## Given information
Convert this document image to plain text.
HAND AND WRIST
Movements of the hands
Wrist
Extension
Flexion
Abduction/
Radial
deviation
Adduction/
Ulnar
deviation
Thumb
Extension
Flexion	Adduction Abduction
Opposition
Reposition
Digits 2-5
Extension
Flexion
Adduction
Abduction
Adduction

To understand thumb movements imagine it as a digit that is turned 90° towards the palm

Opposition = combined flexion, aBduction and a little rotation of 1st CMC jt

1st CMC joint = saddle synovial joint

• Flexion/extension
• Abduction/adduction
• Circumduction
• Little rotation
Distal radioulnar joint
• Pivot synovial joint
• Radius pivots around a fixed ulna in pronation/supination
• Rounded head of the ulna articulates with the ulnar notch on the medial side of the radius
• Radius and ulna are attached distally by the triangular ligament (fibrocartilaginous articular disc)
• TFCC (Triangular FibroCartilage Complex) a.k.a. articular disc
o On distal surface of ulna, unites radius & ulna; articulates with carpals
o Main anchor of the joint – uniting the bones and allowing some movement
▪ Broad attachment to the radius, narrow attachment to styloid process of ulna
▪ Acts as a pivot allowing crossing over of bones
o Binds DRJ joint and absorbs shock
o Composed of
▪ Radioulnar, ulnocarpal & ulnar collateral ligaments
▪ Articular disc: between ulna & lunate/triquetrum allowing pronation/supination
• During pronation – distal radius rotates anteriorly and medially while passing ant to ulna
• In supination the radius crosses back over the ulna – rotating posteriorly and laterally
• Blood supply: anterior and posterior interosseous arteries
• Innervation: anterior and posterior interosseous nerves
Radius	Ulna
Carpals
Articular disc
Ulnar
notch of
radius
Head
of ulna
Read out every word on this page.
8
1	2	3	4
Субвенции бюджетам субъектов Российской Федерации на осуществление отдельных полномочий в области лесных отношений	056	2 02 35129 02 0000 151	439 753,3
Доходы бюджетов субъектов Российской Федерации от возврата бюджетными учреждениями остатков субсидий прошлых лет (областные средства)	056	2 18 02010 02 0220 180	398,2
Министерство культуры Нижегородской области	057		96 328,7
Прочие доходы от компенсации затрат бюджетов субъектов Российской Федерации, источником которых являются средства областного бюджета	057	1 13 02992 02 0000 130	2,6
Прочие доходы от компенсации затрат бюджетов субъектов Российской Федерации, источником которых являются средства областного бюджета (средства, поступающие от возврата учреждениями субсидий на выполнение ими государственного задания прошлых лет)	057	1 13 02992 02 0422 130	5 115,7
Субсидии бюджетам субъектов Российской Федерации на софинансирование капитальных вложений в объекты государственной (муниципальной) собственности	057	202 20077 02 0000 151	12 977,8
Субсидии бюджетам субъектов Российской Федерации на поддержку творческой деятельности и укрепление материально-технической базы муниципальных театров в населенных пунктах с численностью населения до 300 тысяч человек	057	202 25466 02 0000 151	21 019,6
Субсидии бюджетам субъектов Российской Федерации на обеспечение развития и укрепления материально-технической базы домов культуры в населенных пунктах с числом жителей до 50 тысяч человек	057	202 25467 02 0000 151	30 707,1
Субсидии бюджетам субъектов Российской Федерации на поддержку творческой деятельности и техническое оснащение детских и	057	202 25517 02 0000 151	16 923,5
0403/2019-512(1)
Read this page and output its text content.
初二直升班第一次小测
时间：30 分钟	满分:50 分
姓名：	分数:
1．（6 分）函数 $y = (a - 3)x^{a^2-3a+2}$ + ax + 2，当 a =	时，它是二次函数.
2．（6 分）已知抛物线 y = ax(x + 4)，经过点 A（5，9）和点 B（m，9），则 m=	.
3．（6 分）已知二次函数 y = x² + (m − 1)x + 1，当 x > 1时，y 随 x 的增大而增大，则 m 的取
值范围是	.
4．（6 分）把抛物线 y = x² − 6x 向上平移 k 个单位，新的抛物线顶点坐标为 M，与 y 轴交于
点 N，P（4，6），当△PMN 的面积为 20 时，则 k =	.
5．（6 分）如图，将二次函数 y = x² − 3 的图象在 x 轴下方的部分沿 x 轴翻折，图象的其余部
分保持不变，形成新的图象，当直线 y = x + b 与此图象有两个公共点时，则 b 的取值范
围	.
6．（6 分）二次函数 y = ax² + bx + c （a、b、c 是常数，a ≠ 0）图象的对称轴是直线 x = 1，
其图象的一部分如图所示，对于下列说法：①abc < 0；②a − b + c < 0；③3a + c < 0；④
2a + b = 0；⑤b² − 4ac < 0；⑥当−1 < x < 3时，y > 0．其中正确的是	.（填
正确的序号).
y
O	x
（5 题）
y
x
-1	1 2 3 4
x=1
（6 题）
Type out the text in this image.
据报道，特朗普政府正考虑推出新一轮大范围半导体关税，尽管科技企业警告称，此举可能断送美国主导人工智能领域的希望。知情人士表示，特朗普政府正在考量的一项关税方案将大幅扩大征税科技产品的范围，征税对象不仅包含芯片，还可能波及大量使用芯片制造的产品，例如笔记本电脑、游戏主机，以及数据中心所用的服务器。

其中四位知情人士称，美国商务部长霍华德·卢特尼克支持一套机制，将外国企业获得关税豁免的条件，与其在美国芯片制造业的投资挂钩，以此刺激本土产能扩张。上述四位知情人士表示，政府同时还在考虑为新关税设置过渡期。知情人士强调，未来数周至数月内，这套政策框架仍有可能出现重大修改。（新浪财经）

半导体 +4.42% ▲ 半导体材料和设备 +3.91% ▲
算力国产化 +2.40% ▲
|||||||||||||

## Exercise prompt
Each line of the listing should be copied exactly.

## Answer to this problem
Convert this document image to plain text.
HAND AND WRIST
Movements of the hands
Wrist
Extension
Flexion
Abduction/
Radial
deviation
Adduction/
Ulnar
deviation
Thumb
Extension
Flexion	Adduction Abduction
Opposition
Reposition
Digits 2-5
Extension
Flexion
Adduction
Abduction
Adduction

To understand thumb movements imagine it as a digit that is turned 90° towards the palm

Opposition = combined flexion, aBduction and a little rotation of 1st CMC jt

1st CMC joint = saddle synovial joint

• Flexion/extension
• Abduction/adduction
• Circumduction
• Little rotation
Distal radioulnar joint
• Pivot synovial joint
• Radius pivots around a fixed ulna in pronation/supination
• Rounded head of the ulna articulates with the ulnar notch on the medial side of the radius
• Radius and ulna are attached distally by the triangular ligament (fibrocartilaginous articular disc)
• TFCC (Triangular FibroCartilage Complex) a.k.a. articular disc
o On distal surface of ulna, unites radius & ulna; articulates with carpals
o Main anchor of the joint – uniting the bones and allowing some movement
▪ Broad attachment to the radius, narrow attachment to styloid process of ulna
▪ Acts as a pivot allowing crossing over of bones
o Binds DRJ joint and absorbs shock
o Composed of
▪ Radioulnar, ulnocarpal & ulnar collateral ligaments
▪ Articular disc: between ulna & lunate/triquetrum allowing pronation/supination
• During pronation – distal radius rotates anteriorly and medially while passing ant to ulna
• In supination the radius crosses back over the ulna – rotating posteriorly and laterally
• Blood supply: anterior and posterior interosseous arteries
• Innervation: anterior and posterior interosseous nerves
Radius	Ulna
Carpals
Articular disc
Ulnar
notch of
radius
Head
of ulna
Read out every word on this page.
8
1	2	3	4
Субвенции бюджетам субъектов Российской Федерации на осуществление отдельных полномочий в области лесных отношений	056	2 02 35129 02 0000 151	439 753,3
Доходы бюджетов субъектов Российской Федерации от возврата бюджетными учреждениями остатков субсидий прошлых лет (областные средства)	056	2 18 02010 02 0220 180	398,2
Министерство культуры Нижегородской области	057		96 328,7
Прочие доходы от компенсации затрат бюджетов субъектов Российской Федерации, источником которых являются средства областного бюджета	057	1 13 02992 02 0000 130	2,6
Прочие доходы от компенсации затрат бюджетов субъектов Российской Федерации, источником которых являются средства областного бюджета (средства, поступающие от возврата учреждениями субсидий на выполнение ими государственного задания прошлых лет)	057	1 13 02992 02 0422 130	5 115,7
Субсидии бюджетам субъектов Российской Федерации на софинансирование капитальных вложений в объекты государственной (муниципальной) собственности	057	202 20077 02 0000 151	12 977,8
Субсидии бюджетам субъектов Российской Федерации на поддержку творческой деятельности и укрепление материально-технической базы муниципальных театров в населенных пунктах с численностью населения до 300 тысяч человек	057	202 25466 02 0000 151	21 019,6
Субсидии бюджетам субъектов Российской Федерации на обеспечение развития и укрепления материально-технической базы домов культуры в населенных пунктах с числом жителей до 50 тысяч человек	057	202 25467 02 0000 151	30 707,1
Субсидии бюджетам субъектов Российской Федерации на поддержку творческой деятельности и техническое оснащение детских и	057	202 25517 02 0000 151	16 923,5
0403/2019-512(1)
Read this page and output its text content.
初二直升班第一次小测
时间：30 分钟	满分:50 分
姓名：	分数:
1．（6 分）函数 $y = (a - 3)x^{a^2-3a+2}$ + ax + 2，当 a =	时，它是二次函数.
2．（6 分）已知抛物线 y = ax(x + 4)，经过点 A（5，9）和点 B（m，9），则 m=	.
3．（6 分）已知二次函数 y = x² + (m − 1)x + 1，当 x > 1时，y 随 x 的增大而增大，则 m 的取
值范围是	.
4．（6 分）把抛物线 y = x² − 6x 向上平移 k 个单位，新的抛物线顶点坐标为 M，与 y 轴交于
点 N，P（4，6），当△PMN 的面积为 20 时，则 k =	.
5．（6 分）如图，将二次函数 y = x² − 3 的图象在 x 轴下方的部分沿 x 轴翻折，图象的其余部
分保持不变，形成新的图象，当直线 y = x + b 与此图象有两个公共点时，则 b 的取值范
围	.
6．（6 分）二次函数 y = ax² + bx + c （a、b、c 是常数，a ≠ 0）图象的对称轴是直线 x = 1，
其图象的一部分如图所示，对于下列说法：①abc < 0；②a − b + c < 0；③3a + c < 0；④
2a + b = 0；⑤b² − 4ac < 0；⑥当−1 < x < 3时，y > 0．其中正确的是	.（填
正确的序号).
y
O	x
（5 题）
y
x
-1	1 2 3 4
x=1
（6 题）
Type out the text in this image.
据报道，特朗普政府正考虑推出新一轮大范围半导体关税，尽管科技企业警告称，此举可能断送美国主导人工智能领域的希望。知情人士表示，特朗普政府正在考量的一项关税方案将大幅扩大征税科技产品的范围，征税对象不仅包含芯片，还可能波及大量使用芯片制造的产品，例如笔记本电脑、游戏主机，以及数据中心所用的服务器。

其中四位知情人士称，美国商务部长霍华德·卢特尼克支持一套机制，将外国企业获得关税豁免的条件，与其在美国芯片制造业的投资挂钩，以此刺激本土产能扩张。上述四位知情人士表示，政府同时还在考虑为新关税设置过渡期。知情人士强调，未来数周至数月内，这套政策框架仍有可能出现重大修改。（新浪财经）

半导体 +4.42% ▲ 半导体材料和设备 +3.91% ▲
算力国产化 +2.40% ▲
|||||||||||||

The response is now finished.